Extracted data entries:
-------------------------

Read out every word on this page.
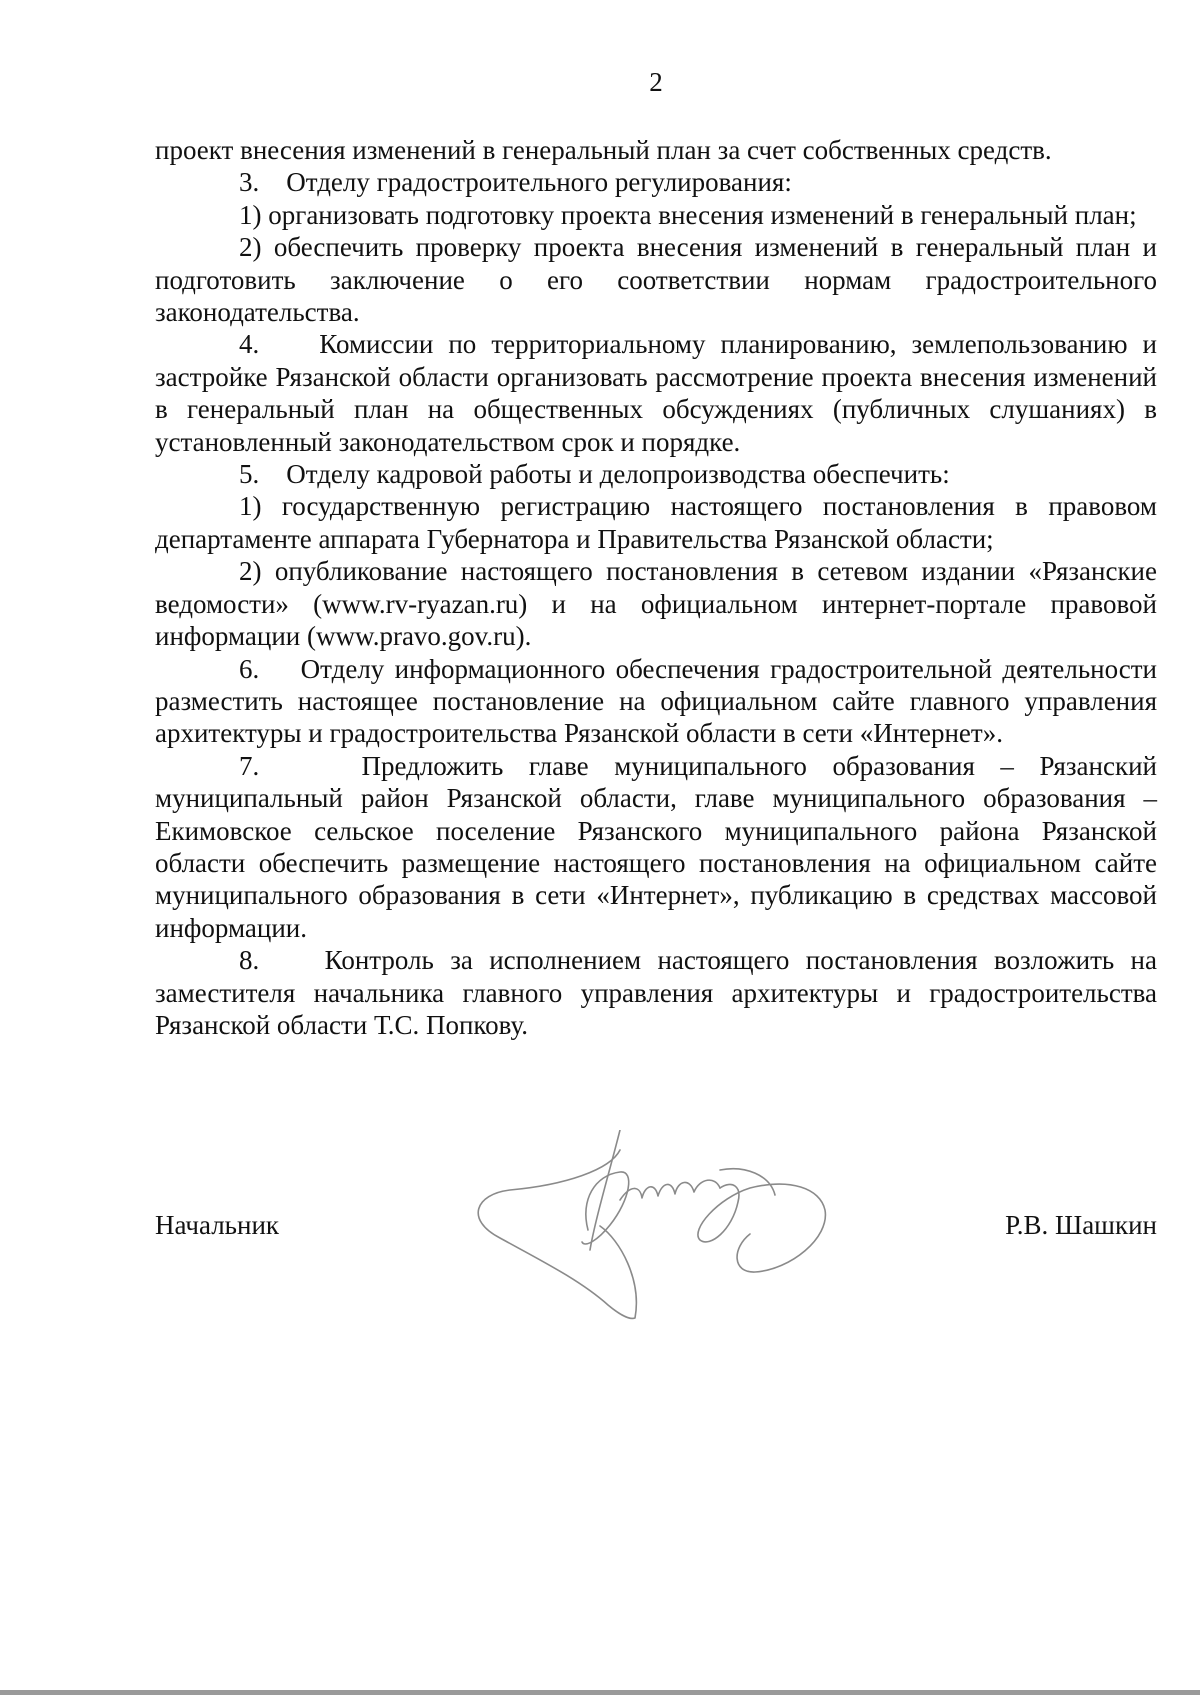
2

проект внесения изменений в генеральный план за счет собственных средств.

3.    Отделу градостроительного регулирования:

1) организовать подготовку проекта внесения изменений в генеральный план;

2) обеспечить проверку проекта внесения изменений в генеральный план и подготовить заключение о его соответствии нормам градостроительного законодательства.

4.    Комиссии по территориальному планированию, землепользованию и застройке Рязанской области организовать рассмотрение проекта внесения изменений в генеральный план на общественных обсуждениях (публичных слушаниях) в установленный законодательством срок и порядке.

5.    Отделу кадровой работы и делопроизводства обеспечить:

1) государственную регистрацию настоящего постановления в правовом департаменте аппарата Губернатора и Правительства Рязанской области;

2) опубликование настоящего постановления в сетевом издании «Рязанские ведомости» (www.rv-ryazan.ru) и на официальном интернет-портале правовой информации (www.pravo.gov.ru).

6.    Отделу информационного обеспечения градостроительной деятельности разместить настоящее постановление на официальном сайте главного управления архитектуры и градостроительства Рязанской области в сети «Интернет».

7.    Предложить главе муниципального образования – Рязанский муниципальный район Рязанской области, главе муниципального образования – Екимовское сельское поселение Рязанского муниципального района Рязанской области обеспечить размещение настоящего постановления на официальном сайте муниципального образования в сети «Интернет», публикацию в средствах массовой информации.

8.    Контроль за исполнением настоящего постановления возложить на заместителя начальника главного управления архитектуры и градостроительства Рязанской области Т.С. Попкову.

Начальник	Р.В. Шашкин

-------------------------

### [Written task]
Pictures in the records above are left out; print everything else exactly as written.

### [Output of the task]
Read out every word on this page.
2

проект внесения изменений в генеральный план за счет собственных средств.

3.    Отделу градостроительного регулирования:

1) организовать подготовку проекта внесения изменений в генеральный план;

2) обеспечить проверку проекта внесения изменений в генеральный план и подготовить заключение о его соответствии нормам градостроительного законодательства.

4.    Комиссии по территориальному планированию, землепользованию и застройке Рязанской области организовать рассмотрение проекта внесения изменений в генеральный план на общественных обсуждениях (публичных слушаниях) в установленный законодательством срок и порядке.

5.    Отделу кадровой работы и делопроизводства обеспечить:

1) государственную регистрацию настоящего постановления в правовом департаменте аппарата Губернатора и Правительства Рязанской области;

2) опубликование настоящего постановления в сетевом издании «Рязанские ведомости» (www.rv-ryazan.ru) и на официальном интернет-портале правовой информации (www.pravo.gov.ru).

6.    Отделу информационного обеспечения градостроительной деятельности разместить настоящее постановление на официальном сайте главного управления архитектуры и градостроительства Рязанской области в сети «Интернет».

7.    Предложить главе муниципального образования – Рязанский муниципальный район Рязанской области, главе муниципального образования – Екимовское сельское поселение Рязанского муниципального района Рязанской области обеспечить размещение настоящего постановления на официальном сайте муниципального образования в сети «Интернет», публикацию в средствах массовой информации.

8.    Контроль за исполнением настоящего постановления возложить на заместителя начальника главного управления архитектуры и градостроительства Рязанской области Т.С. Попкову.

Начальник	Р.В. Шашкин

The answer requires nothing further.